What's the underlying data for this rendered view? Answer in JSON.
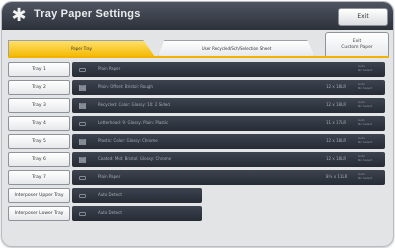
{
  "header": {
    "title": "Tray Paper Settings",
    "exit_label": "Exit",
    "exit_panel_line1": "Exit",
    "exit_panel_line2": "Custom Paper",
    "gear_icon": "gear-icon"
  },
  "tabs": [
    {
      "label": "Paper Tray",
      "active": true
    },
    {
      "label": "User Recycled/Sch/Selection Sheet",
      "active": false
    }
  ],
  "rows": [
    {
      "tray": "Tray 1",
      "icon": "plain-paper-icon",
      "desc": "Plain Paper",
      "size": "",
      "note": "Auto\nNo Select"
    },
    {
      "tray": "Tray 2",
      "icon": "special-paper-icon",
      "desc": "Plain: Offset: Bristol: Rough",
      "size": "12 x 18LR",
      "note": "Auto\nNo Select"
    },
    {
      "tray": "Tray 3",
      "icon": "special-paper-icon",
      "desc": "Recycled: Color: Glossy: 10: 2 Sided",
      "size": "12 x 18LR",
      "note": "Auto\nNo Select"
    },
    {
      "tray": "Tray 4",
      "icon": "plain-paper-icon",
      "desc": "Letterhead: 9: Glossy: Plain: Plastic",
      "size": "11 x 17LR",
      "note": "Auto\nNo Select"
    },
    {
      "tray": "Tray 5",
      "icon": "special-paper-icon",
      "desc": "Plastic: Color: Glossy: Chrome",
      "size": "12 x 18LR",
      "note": "Auto\nNo Select"
    },
    {
      "tray": "Tray 6",
      "icon": "special-paper-icon",
      "desc": "Coated: Mid: Bristol: Glossy: Chrome",
      "size": "12 x 18LR",
      "note": "Auto\nNo Select"
    },
    {
      "tray": "Tray 7",
      "icon": "plain-paper-icon",
      "desc": "Plain Paper",
      "size": "8½ x 11LR",
      "note": "Auto\nNo Select"
    },
    {
      "tray": "Interposer Upper Tray",
      "icon": "plain-paper-icon",
      "desc": "Auto Detect",
      "size": "",
      "note": ""
    },
    {
      "tray": "Interposer Lower Tray",
      "icon": "plain-paper-icon",
      "desc": "Auto Detect",
      "size": "",
      "note": ""
    }
  ]
}
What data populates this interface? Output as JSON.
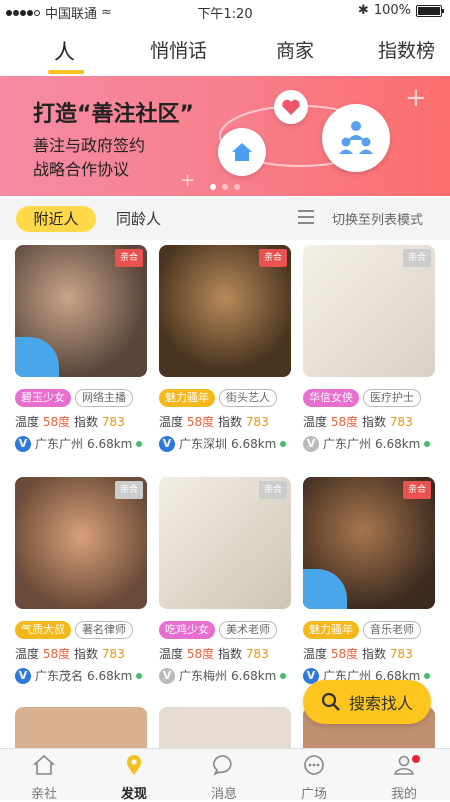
{
  "status": {
    "carrier": "中国联通",
    "time": "下午1:20",
    "battery": "100%"
  },
  "tabs": [
    "人",
    "悄悄话",
    "商家",
    "指数榜"
  ],
  "banner": {
    "title": "打造“善注社区”",
    "line1": "善注与政府签约",
    "line2": "战略合作协议"
  },
  "filter": {
    "nearby": "附近人",
    "same_age": "同龄人",
    "switch_label": "切换至列表模式"
  },
  "labels": {
    "temp": "温度",
    "index": "指数"
  },
  "cards": [
    {
      "tag": "碧玉少女",
      "tag_color": "#e86fd0",
      "job": "网络主播",
      "temp": "58度",
      "index": "783",
      "loc": "广东广州",
      "dist": "6.68km",
      "verified": true,
      "house_label": "亲合"
    },
    {
      "tag": "魅力骚年",
      "tag_color": "#f5b81c",
      "job": "街头艺人",
      "temp": "58度",
      "index": "783",
      "loc": "广东深圳",
      "dist": "6.68km",
      "verified": true,
      "house_label": "亲合"
    },
    {
      "tag": "华信女侠",
      "tag_color": "#e86fd0",
      "job": "医疗护士",
      "temp": "58度",
      "index": "783",
      "loc": "广东广州",
      "dist": "6.68km",
      "verified": false,
      "house_label": "亲合"
    },
    {
      "tag": "气质大叔",
      "tag_color": "#f5b81c",
      "job": "著名律师",
      "temp": "58度",
      "index": "783",
      "loc": "广东茂名",
      "dist": "6.68km",
      "verified": true,
      "house_label": "亲合"
    },
    {
      "tag": "吃鸡少女",
      "tag_color": "#e86fd0",
      "job": "美术老师",
      "temp": "58度",
      "index": "783",
      "loc": "广东梅州",
      "dist": "6.68km",
      "verified": false,
      "house_label": "亲合"
    },
    {
      "tag": "魅力骚年",
      "tag_color": "#f5b81c",
      "job": "音乐老师",
      "temp": "58度",
      "index": "783",
      "loc": "广东广州",
      "dist": "6.68km",
      "verified": true,
      "house_label": "亲合"
    }
  ],
  "fab": {
    "label": "搜索找人"
  },
  "tabbar": [
    "亲社",
    "发现",
    "消息",
    "广场",
    "我的"
  ]
}
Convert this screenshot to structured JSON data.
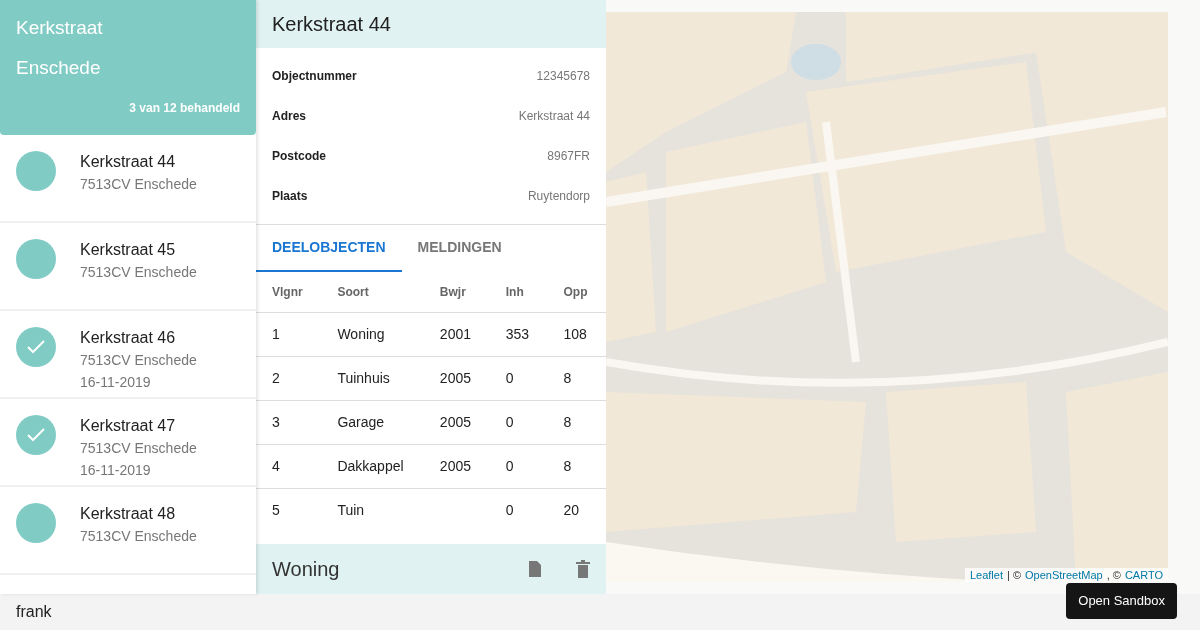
{
  "sidebar": {
    "title": "Kerkstraat",
    "subtitle": "Enschede",
    "progress": "3 van 12 behandeld",
    "items": [
      {
        "name": "Kerkstraat 44",
        "address": "7513CV Enschede",
        "done": false
      },
      {
        "name": "Kerkstraat 45",
        "address": "7513CV Enschede",
        "done": false
      },
      {
        "name": "Kerkstraat 46",
        "address": "7513CV Enschede",
        "date": "16-11-2019",
        "done": true
      },
      {
        "name": "Kerkstraat 47",
        "address": "7513CV Enschede",
        "date": "16-11-2019",
        "done": true
      },
      {
        "name": "Kerkstraat 48",
        "address": "7513CV Enschede",
        "done": false
      }
    ]
  },
  "detail": {
    "title": "Kerkstraat 44",
    "fields": [
      {
        "label": "Objectnummer",
        "value": "12345678"
      },
      {
        "label": "Adres",
        "value": "Kerkstraat 44"
      },
      {
        "label": "Postcode",
        "value": "8967FR"
      },
      {
        "label": "Plaats",
        "value": "Ruytendorp"
      }
    ],
    "tabs": [
      {
        "label": "DEELOBJECTEN",
        "selected": true
      },
      {
        "label": "MELDINGEN",
        "selected": false
      }
    ],
    "table": {
      "columns": [
        "Vlgnr",
        "Soort",
        "Bwjr",
        "Inh",
        "Opp"
      ],
      "rows": [
        [
          "1",
          "Woning",
          "2001",
          "353",
          "108"
        ],
        [
          "2",
          "Tuinhuis",
          "2005",
          "0",
          "8"
        ],
        [
          "3",
          "Garage",
          "2005",
          "0",
          "8"
        ],
        [
          "4",
          "Dakkappel",
          "2005",
          "0",
          "8"
        ],
        [
          "5",
          "Tuin",
          "",
          "0",
          "20"
        ]
      ]
    },
    "subpanel": {
      "title": "Woning"
    }
  },
  "map": {
    "kind": "picture",
    "attribution": [
      {
        "text": "Leaflet",
        "kind": "link"
      },
      {
        "text": "| ©",
        "kind": "text"
      },
      {
        "text": "OpenStreetMap",
        "kind": "link"
      },
      {
        "text": ", ©",
        "kind": "text"
      },
      {
        "text": "CARTO",
        "kind": "link"
      }
    ]
  },
  "footer": {
    "user": "frank"
  },
  "sandbox_button": "Open Sandbox"
}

» Task details: Working from the entries above, return all lines that contain "What".

» Response below:
What's the underlying data for this rendered view? Answer in JSON.
What data populates this interface? Output as JSON.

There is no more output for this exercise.